WHAT NEEDS TO BE DONE: Your answer should be a single number: how many lines in the data below hold the string "kbps".

Data records:
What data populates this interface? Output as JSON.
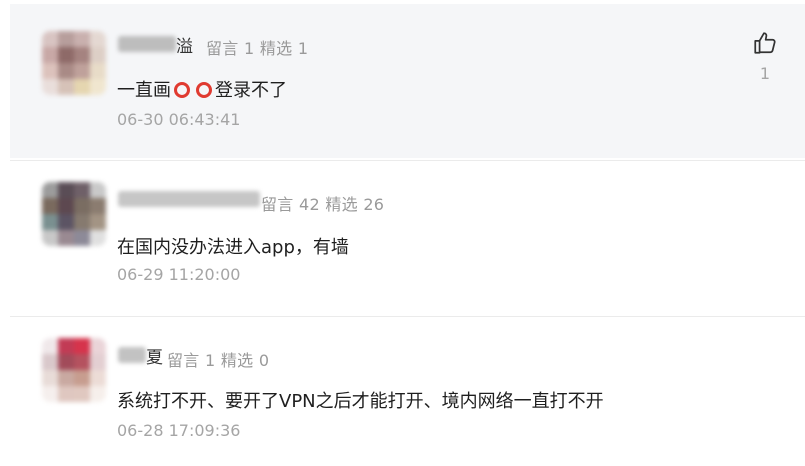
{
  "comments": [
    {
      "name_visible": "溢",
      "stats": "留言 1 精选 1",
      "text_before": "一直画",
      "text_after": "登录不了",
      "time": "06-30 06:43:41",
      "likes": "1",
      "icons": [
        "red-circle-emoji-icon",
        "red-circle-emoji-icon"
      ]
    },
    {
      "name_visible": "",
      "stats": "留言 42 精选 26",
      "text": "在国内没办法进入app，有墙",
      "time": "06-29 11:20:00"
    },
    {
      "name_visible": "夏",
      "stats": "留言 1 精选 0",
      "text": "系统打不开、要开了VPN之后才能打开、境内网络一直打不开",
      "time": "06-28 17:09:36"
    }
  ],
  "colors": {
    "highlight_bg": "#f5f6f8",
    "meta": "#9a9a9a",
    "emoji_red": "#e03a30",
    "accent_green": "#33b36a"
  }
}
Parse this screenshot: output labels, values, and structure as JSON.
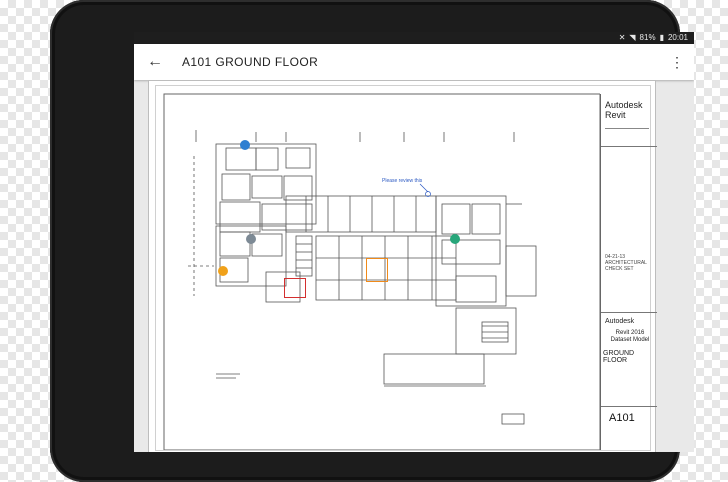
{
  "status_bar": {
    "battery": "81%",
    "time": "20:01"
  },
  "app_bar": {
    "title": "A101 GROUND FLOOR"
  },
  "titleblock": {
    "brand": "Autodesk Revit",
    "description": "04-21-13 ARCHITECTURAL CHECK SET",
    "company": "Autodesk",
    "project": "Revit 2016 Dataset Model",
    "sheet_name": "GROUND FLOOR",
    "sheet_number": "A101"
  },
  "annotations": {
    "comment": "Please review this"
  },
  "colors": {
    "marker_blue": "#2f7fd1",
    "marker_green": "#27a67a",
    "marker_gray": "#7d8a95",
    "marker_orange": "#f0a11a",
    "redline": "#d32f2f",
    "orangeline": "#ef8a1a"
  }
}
--
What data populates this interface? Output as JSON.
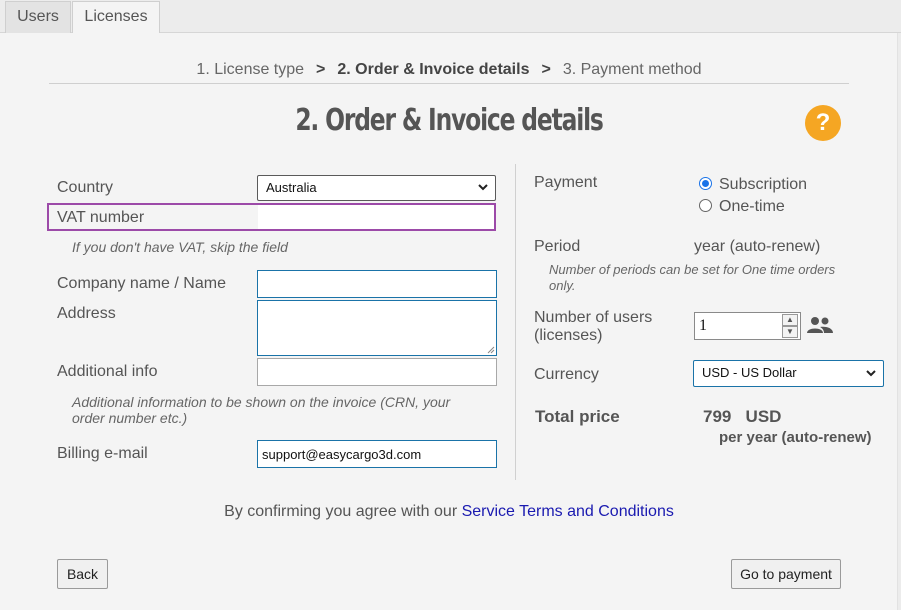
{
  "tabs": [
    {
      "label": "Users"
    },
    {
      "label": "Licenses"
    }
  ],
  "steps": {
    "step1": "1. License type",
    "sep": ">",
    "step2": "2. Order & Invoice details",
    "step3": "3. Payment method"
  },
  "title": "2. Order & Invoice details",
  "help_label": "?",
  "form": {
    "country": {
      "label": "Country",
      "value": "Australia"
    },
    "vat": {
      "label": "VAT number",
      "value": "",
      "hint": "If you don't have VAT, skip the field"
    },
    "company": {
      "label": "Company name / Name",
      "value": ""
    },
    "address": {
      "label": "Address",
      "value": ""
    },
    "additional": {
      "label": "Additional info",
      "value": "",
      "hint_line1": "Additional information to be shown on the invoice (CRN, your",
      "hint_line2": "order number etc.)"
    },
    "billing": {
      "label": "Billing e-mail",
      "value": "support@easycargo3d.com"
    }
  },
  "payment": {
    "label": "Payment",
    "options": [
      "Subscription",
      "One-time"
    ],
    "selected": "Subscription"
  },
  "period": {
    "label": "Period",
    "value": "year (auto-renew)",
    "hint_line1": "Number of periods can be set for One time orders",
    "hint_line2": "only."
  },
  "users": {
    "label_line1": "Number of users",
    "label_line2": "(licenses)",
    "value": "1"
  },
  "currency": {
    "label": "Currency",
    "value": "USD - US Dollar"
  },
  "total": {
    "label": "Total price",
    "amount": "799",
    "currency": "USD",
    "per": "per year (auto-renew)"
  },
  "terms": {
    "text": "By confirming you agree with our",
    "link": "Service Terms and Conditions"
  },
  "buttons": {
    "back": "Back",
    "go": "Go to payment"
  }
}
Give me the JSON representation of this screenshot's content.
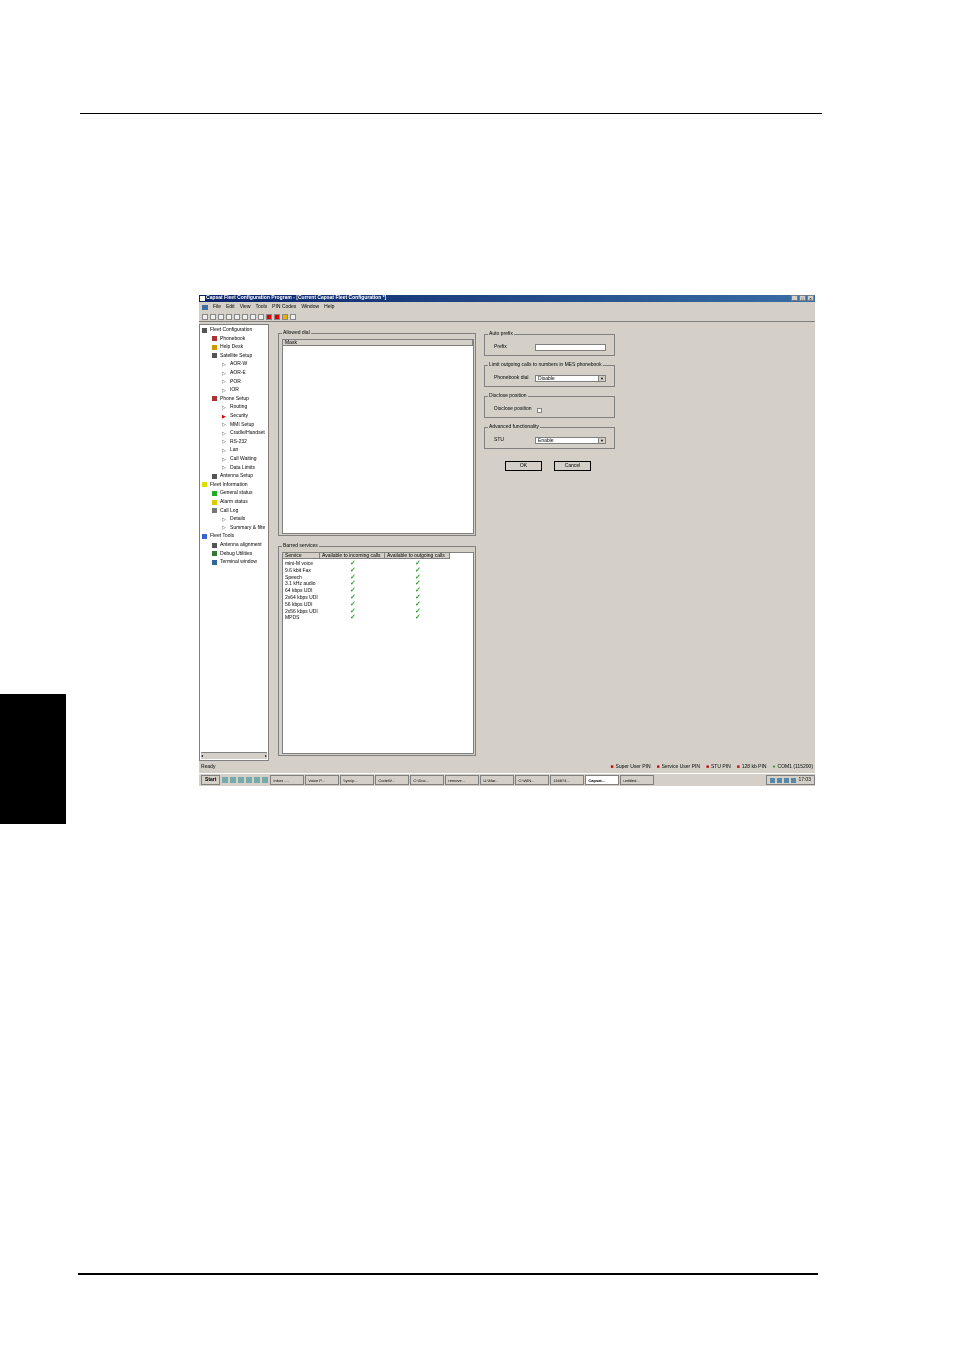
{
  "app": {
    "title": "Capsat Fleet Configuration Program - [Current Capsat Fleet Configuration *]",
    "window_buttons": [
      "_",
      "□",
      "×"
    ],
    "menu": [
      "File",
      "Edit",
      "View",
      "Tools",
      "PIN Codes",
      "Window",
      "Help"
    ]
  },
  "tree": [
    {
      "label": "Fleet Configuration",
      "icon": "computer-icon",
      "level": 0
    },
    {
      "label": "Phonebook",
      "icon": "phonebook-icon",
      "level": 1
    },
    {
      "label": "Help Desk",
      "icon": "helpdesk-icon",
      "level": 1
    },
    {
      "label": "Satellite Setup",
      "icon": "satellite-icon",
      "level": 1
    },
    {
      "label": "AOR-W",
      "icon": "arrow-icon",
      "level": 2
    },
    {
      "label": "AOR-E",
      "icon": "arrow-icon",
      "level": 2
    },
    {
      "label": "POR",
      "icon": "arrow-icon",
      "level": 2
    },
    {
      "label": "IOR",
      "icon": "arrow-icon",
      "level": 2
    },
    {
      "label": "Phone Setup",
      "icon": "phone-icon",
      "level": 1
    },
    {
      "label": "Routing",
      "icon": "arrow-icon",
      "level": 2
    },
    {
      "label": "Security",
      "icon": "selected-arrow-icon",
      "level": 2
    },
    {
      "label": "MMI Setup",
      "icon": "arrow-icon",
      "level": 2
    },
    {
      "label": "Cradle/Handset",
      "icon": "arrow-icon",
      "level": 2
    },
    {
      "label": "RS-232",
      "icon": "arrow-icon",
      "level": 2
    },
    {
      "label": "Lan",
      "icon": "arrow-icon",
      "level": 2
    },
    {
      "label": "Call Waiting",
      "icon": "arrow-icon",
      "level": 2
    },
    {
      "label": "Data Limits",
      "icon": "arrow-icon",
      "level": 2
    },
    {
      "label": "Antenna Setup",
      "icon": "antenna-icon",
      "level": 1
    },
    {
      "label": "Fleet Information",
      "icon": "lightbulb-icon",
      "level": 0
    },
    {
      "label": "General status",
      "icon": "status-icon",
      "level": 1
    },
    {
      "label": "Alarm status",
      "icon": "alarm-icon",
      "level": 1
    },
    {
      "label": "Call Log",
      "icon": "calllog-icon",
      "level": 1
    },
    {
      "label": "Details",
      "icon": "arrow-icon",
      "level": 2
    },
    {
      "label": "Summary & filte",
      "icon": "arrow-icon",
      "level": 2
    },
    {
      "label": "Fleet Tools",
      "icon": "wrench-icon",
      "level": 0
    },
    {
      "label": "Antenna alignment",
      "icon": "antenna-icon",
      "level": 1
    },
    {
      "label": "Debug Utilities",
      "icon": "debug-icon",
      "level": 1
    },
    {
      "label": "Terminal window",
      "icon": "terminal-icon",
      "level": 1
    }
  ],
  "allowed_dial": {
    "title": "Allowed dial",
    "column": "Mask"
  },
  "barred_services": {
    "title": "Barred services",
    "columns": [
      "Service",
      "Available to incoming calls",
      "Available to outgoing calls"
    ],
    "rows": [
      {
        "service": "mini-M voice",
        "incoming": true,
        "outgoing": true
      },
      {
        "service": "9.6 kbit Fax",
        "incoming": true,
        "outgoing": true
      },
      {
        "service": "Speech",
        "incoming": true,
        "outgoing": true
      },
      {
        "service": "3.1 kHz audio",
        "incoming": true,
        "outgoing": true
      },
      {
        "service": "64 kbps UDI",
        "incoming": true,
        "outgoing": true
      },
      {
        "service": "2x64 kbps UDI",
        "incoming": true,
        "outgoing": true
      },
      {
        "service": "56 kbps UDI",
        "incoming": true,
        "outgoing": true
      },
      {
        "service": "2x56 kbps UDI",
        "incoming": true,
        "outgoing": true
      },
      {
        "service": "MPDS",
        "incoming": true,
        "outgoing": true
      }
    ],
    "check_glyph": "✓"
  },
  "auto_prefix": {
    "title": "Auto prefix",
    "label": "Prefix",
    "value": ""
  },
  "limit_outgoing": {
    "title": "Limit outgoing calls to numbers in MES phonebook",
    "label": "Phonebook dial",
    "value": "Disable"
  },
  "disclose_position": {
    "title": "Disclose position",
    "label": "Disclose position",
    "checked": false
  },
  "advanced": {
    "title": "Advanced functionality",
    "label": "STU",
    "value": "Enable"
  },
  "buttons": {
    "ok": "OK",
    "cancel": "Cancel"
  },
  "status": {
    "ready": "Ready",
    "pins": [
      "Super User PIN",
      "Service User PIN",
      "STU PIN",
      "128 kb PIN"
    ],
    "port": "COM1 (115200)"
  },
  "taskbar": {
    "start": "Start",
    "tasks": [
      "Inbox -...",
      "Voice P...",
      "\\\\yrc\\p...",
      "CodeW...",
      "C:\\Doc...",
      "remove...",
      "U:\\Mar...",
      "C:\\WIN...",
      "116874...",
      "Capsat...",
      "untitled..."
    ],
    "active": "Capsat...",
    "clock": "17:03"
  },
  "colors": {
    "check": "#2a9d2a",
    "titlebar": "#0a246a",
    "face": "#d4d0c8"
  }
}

THE COMPLETED TASK: 4